[Data rows start]

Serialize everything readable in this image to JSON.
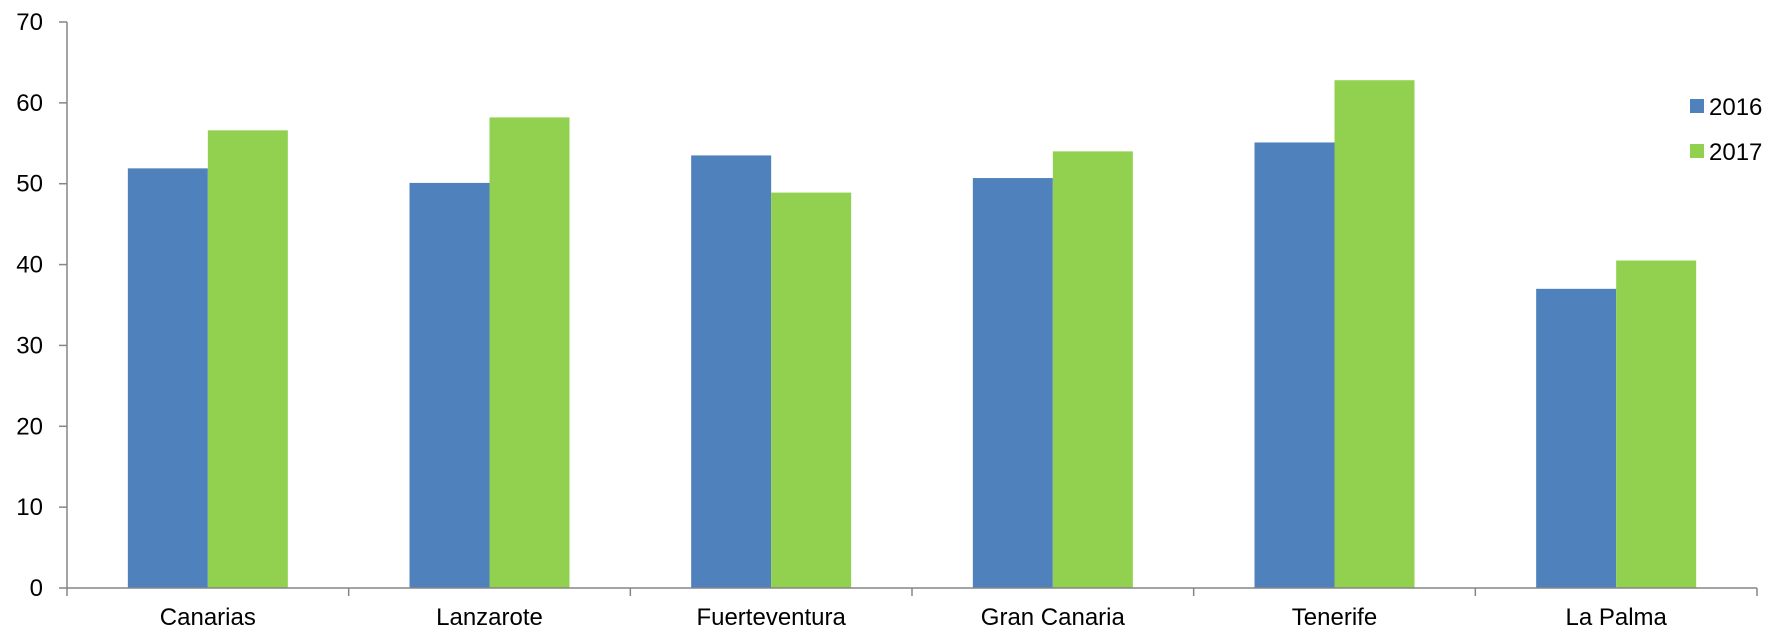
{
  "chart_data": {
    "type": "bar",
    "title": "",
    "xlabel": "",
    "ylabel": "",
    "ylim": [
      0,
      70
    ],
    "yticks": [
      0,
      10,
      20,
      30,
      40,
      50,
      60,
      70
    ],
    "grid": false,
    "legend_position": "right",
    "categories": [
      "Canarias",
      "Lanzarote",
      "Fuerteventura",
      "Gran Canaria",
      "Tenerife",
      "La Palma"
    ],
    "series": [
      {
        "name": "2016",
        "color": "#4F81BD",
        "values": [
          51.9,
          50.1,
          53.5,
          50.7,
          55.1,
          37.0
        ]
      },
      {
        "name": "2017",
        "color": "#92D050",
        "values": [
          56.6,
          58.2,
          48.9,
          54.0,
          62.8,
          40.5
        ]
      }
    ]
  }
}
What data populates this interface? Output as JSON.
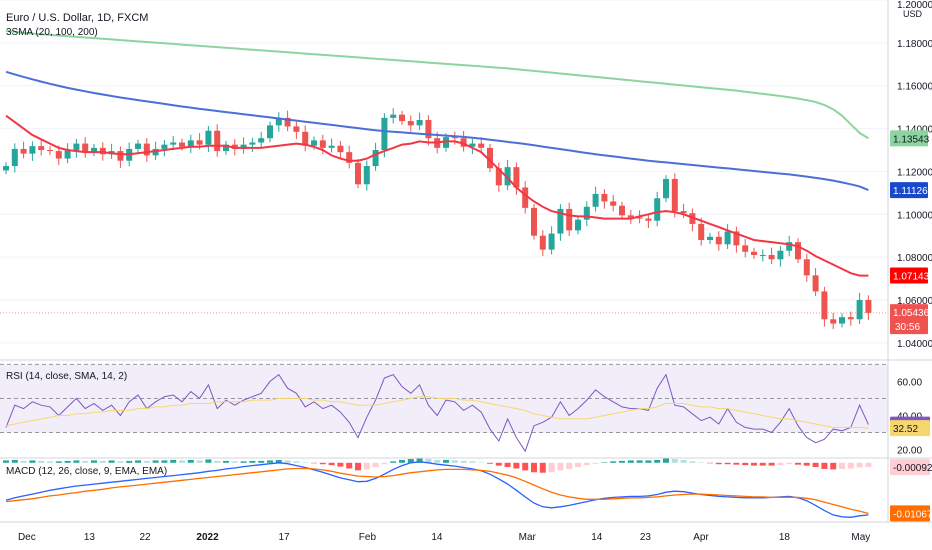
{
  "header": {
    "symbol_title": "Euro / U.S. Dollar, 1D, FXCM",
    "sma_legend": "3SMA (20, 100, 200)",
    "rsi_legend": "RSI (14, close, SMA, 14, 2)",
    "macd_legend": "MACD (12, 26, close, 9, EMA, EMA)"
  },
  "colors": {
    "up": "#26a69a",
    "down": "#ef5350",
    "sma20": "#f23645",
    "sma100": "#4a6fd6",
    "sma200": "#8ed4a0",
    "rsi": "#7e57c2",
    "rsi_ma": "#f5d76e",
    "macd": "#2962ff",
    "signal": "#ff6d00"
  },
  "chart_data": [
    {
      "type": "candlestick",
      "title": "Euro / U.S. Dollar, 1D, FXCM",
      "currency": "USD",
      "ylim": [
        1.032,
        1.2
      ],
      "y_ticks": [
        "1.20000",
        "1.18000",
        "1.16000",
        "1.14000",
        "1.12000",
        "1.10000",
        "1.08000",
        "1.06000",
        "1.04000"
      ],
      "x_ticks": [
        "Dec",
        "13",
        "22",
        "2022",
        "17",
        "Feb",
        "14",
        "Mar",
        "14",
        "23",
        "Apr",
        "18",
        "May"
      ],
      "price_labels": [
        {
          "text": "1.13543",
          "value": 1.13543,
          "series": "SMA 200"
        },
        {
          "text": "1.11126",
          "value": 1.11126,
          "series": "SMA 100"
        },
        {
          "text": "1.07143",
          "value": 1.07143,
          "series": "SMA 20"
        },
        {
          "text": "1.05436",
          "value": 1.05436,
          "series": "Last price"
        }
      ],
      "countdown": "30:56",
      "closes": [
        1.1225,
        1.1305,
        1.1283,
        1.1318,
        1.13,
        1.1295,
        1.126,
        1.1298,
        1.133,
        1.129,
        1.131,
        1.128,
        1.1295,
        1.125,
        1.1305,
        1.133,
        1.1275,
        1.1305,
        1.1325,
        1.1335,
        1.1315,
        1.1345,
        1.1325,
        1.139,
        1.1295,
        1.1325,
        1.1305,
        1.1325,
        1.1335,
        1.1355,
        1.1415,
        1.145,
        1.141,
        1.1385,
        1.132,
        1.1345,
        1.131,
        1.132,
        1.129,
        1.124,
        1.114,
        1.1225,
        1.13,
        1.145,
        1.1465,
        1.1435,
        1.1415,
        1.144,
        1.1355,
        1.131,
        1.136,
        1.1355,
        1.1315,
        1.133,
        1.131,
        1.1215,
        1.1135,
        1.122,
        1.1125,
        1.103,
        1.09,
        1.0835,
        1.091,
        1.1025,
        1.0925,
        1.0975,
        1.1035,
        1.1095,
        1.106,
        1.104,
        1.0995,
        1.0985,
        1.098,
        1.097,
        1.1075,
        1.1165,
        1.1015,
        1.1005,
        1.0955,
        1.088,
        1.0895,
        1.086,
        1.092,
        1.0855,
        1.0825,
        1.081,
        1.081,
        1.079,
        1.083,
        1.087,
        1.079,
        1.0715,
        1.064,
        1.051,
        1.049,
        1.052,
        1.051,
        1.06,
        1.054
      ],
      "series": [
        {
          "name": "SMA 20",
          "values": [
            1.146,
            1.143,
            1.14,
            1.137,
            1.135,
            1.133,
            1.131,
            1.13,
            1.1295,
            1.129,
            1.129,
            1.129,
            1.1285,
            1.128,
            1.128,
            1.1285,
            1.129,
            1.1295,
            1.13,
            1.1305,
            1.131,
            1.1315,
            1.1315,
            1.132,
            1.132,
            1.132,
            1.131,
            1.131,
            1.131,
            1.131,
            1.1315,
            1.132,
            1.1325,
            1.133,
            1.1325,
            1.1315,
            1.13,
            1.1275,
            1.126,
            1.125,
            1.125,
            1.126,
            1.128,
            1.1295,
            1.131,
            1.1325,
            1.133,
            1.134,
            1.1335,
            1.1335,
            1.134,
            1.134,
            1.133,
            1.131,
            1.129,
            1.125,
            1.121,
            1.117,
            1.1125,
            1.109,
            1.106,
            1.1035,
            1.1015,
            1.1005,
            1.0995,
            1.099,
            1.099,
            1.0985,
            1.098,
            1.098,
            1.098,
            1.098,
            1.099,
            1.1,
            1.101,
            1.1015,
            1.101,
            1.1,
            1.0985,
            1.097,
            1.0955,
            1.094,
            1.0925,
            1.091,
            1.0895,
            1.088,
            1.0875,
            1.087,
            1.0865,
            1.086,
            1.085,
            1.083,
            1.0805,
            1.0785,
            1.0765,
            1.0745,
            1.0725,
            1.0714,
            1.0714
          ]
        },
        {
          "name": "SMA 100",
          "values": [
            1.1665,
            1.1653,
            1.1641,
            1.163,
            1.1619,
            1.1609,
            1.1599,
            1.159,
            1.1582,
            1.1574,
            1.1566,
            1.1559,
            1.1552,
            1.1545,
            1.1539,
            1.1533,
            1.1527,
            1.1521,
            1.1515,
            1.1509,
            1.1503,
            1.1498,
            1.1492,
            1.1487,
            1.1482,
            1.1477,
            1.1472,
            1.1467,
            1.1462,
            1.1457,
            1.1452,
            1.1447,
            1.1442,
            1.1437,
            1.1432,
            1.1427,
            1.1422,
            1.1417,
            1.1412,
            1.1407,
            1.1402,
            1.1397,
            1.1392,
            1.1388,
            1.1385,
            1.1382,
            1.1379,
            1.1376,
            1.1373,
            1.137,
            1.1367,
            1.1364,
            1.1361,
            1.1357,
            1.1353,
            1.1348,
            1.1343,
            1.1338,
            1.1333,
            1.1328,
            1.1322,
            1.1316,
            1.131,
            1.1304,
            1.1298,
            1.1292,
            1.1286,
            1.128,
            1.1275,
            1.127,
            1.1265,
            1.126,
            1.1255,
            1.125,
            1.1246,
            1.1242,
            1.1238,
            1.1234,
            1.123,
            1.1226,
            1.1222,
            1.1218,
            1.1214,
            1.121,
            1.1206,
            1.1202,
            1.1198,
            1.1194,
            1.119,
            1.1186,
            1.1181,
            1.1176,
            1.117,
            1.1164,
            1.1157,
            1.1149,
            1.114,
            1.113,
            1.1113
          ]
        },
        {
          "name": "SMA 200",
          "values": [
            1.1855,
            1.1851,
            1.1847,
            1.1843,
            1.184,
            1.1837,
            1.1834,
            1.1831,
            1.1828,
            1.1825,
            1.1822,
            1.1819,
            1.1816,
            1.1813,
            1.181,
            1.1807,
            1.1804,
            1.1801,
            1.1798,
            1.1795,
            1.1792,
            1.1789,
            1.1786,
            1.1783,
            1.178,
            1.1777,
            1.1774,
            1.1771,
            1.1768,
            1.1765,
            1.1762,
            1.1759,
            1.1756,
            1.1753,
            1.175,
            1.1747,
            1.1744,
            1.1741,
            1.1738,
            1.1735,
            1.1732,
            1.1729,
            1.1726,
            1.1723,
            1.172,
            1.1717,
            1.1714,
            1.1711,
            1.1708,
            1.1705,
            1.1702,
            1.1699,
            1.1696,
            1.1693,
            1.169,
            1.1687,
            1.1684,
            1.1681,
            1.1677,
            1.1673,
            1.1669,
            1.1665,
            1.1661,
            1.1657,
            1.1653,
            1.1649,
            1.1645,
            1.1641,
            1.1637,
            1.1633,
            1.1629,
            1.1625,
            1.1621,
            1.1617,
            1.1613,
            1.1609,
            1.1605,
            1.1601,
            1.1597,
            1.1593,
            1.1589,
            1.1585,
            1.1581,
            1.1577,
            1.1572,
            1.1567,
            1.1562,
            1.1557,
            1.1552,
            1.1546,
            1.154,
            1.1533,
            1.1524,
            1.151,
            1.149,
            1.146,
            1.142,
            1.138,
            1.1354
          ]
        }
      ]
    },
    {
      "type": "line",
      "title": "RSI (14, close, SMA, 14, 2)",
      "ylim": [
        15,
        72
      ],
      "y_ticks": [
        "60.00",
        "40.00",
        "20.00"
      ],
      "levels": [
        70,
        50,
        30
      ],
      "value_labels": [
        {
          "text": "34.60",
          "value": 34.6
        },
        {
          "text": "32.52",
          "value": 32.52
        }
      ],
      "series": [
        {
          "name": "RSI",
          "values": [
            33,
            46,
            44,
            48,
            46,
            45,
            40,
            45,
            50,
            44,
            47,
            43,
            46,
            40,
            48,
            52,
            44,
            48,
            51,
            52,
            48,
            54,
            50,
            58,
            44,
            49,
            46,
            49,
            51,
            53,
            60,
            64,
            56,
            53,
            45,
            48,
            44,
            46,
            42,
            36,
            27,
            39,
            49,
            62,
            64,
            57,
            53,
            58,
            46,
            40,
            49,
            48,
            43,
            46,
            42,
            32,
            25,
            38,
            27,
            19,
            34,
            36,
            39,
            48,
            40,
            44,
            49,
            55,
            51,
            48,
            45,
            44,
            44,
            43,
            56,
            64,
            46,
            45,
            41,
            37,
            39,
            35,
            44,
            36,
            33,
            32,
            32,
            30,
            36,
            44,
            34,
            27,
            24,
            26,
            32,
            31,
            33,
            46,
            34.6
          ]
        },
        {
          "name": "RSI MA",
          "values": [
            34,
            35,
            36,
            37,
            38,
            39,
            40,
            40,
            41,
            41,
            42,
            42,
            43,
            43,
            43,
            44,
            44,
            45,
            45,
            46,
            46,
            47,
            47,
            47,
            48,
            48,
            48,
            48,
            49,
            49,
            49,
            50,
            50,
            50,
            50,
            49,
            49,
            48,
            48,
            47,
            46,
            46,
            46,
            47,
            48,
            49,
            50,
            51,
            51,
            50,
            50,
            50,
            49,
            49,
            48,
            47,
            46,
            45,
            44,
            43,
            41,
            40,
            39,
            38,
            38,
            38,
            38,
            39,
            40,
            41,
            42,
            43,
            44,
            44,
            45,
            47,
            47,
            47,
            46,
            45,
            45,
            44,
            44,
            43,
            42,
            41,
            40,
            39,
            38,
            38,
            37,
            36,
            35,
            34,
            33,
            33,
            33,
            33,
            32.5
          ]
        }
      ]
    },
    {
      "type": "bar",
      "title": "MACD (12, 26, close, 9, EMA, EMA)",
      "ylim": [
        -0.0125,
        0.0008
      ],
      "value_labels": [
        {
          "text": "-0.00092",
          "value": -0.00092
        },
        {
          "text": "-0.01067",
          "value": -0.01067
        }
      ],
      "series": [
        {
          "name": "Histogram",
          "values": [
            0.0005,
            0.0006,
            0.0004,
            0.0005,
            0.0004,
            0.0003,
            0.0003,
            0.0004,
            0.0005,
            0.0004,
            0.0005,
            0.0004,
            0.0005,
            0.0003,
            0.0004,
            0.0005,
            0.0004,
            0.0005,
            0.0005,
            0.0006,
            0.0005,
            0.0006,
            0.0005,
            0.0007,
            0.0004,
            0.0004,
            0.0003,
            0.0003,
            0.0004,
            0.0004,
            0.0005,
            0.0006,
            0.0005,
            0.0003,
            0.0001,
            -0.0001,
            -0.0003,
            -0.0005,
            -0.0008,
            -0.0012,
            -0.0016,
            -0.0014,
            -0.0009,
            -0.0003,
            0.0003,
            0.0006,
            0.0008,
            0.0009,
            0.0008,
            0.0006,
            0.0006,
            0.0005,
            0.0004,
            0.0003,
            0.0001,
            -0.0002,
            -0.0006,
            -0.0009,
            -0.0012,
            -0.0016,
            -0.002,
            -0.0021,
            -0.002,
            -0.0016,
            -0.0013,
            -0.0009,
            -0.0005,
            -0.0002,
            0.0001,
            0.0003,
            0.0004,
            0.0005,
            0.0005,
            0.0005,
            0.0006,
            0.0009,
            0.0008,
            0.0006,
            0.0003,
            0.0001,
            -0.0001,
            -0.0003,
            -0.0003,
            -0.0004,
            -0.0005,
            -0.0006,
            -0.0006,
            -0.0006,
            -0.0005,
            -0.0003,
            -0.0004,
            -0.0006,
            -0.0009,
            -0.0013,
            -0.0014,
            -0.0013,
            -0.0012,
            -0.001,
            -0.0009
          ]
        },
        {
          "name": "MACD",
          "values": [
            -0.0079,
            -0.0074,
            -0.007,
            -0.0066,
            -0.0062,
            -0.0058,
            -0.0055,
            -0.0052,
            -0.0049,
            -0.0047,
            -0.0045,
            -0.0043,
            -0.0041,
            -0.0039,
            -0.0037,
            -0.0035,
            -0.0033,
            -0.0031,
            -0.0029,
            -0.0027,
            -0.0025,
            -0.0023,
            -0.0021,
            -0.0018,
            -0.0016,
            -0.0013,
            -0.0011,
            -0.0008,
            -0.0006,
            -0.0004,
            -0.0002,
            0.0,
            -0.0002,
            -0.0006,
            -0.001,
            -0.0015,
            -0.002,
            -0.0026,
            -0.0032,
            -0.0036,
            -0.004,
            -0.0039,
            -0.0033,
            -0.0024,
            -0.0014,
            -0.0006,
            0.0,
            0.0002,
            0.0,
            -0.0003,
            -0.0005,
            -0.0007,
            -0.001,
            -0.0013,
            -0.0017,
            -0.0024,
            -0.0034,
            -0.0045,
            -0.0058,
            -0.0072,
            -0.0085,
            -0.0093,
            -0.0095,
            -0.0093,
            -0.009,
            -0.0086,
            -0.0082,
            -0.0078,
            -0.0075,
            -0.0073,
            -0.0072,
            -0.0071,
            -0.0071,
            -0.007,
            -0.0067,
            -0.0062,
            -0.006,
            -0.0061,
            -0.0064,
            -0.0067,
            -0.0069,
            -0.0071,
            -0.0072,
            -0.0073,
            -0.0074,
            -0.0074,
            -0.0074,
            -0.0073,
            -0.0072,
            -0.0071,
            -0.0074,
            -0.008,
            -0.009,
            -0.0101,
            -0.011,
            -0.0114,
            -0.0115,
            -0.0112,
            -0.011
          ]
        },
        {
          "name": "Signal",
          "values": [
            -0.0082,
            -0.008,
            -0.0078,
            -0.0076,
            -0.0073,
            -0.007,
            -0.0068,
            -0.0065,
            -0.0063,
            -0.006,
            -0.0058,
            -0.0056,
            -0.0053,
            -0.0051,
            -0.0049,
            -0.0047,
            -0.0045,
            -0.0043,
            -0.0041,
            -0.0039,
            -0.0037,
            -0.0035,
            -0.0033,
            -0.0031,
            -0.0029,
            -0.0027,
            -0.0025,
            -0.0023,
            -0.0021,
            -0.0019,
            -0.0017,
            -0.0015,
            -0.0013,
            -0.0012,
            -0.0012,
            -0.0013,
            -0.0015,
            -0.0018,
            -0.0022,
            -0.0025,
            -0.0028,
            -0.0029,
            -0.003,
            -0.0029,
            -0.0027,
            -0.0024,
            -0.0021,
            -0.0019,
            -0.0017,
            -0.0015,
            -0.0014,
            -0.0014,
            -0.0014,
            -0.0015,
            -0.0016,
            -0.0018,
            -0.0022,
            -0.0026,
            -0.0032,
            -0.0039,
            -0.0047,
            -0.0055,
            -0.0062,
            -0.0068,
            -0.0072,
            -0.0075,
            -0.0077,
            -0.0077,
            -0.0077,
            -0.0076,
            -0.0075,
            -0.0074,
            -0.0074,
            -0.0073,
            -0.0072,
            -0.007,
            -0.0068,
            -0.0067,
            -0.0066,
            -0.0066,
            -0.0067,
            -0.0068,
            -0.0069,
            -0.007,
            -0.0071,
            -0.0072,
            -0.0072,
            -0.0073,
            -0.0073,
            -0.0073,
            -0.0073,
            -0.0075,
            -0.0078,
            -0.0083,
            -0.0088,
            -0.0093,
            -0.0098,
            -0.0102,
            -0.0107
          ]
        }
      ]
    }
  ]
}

[Data rows end]

Go through the lines above. Select every one that has the string "this".

Serialize everything readable in this image to JSON.
What data populates this interface? Output as JSON.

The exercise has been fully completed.